▶ The request: Report how many lines below contain the word "absolute", and give only that number.

▶ Exercise data:
===

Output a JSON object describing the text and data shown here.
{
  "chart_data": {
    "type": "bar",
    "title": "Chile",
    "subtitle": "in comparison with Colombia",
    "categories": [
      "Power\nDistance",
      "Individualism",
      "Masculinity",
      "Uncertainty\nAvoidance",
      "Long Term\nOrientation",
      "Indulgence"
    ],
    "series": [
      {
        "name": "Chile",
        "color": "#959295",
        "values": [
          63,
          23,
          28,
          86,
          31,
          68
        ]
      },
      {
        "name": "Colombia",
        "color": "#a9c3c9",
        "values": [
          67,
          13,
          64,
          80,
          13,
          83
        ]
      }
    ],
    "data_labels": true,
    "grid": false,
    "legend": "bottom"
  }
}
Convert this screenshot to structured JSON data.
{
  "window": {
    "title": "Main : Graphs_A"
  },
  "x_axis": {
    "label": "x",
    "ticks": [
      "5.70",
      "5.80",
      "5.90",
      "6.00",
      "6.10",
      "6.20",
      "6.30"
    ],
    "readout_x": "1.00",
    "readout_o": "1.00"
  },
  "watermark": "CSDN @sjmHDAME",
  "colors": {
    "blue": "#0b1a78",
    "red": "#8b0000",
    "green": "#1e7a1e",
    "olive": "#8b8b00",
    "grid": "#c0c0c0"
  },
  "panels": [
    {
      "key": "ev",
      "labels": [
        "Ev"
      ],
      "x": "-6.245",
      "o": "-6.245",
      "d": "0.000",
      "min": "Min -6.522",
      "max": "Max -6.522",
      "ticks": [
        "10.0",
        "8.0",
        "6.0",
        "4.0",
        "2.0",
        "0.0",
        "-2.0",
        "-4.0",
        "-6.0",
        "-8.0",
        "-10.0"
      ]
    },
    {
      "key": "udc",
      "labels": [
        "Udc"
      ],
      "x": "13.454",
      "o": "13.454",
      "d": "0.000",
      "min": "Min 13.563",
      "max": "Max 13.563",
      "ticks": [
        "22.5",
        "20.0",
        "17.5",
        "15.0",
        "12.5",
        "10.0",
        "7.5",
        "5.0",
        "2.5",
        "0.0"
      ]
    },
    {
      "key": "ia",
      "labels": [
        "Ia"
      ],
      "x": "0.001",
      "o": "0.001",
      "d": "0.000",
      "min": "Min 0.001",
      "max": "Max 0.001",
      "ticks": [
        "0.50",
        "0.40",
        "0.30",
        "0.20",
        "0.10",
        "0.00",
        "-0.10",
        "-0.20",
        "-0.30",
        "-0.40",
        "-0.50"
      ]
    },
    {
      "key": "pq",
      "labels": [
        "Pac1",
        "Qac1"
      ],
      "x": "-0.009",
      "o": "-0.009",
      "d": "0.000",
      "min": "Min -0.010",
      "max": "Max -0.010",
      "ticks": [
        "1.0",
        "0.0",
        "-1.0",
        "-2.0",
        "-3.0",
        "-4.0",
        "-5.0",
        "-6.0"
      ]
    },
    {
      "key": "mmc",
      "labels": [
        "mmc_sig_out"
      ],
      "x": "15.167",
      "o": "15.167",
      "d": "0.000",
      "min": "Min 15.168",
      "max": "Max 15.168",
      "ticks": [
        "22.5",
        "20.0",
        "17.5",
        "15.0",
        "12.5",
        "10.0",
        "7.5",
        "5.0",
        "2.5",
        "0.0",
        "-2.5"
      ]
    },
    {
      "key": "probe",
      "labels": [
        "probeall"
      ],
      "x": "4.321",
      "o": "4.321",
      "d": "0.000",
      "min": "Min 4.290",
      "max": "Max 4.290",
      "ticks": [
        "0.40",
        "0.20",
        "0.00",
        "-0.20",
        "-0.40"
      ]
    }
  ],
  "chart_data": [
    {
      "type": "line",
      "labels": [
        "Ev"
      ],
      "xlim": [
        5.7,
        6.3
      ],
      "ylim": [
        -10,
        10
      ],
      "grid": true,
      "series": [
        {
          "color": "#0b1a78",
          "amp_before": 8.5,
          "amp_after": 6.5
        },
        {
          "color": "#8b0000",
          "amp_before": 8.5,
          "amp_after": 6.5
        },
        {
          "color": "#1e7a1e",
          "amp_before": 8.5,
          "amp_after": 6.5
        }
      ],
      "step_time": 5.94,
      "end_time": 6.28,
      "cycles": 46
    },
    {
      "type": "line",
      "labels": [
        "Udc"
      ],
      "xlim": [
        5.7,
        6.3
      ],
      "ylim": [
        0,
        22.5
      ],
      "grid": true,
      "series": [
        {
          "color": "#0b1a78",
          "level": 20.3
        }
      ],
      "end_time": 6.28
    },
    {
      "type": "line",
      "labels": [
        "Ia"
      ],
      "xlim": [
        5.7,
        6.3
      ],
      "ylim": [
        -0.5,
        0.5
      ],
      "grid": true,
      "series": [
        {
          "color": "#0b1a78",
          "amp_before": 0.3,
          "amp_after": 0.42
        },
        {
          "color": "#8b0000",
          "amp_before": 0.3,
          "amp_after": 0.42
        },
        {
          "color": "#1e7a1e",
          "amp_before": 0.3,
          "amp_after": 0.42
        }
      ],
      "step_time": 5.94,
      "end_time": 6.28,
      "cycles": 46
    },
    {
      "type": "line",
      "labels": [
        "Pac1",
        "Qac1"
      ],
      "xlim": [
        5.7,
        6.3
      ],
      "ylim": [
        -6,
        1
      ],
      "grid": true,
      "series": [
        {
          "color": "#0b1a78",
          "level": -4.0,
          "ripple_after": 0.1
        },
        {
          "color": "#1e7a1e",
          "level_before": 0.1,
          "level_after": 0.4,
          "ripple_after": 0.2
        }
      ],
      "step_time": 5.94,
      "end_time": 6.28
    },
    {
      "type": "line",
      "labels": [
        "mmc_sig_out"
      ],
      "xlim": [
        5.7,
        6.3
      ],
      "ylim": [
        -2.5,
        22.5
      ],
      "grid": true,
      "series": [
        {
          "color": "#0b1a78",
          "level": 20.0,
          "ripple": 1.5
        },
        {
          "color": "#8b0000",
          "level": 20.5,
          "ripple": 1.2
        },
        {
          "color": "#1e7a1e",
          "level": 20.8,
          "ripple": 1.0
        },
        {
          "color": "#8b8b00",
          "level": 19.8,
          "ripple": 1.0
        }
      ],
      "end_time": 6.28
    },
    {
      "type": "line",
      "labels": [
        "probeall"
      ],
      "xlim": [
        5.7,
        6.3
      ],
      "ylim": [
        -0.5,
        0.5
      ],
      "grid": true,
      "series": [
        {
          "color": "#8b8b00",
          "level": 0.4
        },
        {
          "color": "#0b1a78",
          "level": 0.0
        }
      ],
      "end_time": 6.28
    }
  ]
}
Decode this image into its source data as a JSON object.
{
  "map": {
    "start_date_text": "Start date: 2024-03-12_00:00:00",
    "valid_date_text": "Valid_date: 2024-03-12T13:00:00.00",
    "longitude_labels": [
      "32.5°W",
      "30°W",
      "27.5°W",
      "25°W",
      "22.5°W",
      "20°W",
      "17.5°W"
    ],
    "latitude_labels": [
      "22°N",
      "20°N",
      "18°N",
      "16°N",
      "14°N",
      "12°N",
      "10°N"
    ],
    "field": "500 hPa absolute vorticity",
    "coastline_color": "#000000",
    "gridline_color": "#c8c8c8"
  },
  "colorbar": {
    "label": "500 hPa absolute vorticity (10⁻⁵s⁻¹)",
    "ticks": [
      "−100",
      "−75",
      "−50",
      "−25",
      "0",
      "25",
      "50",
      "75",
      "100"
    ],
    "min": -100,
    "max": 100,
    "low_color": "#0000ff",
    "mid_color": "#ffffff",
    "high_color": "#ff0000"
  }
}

===

▶ Completed task: 2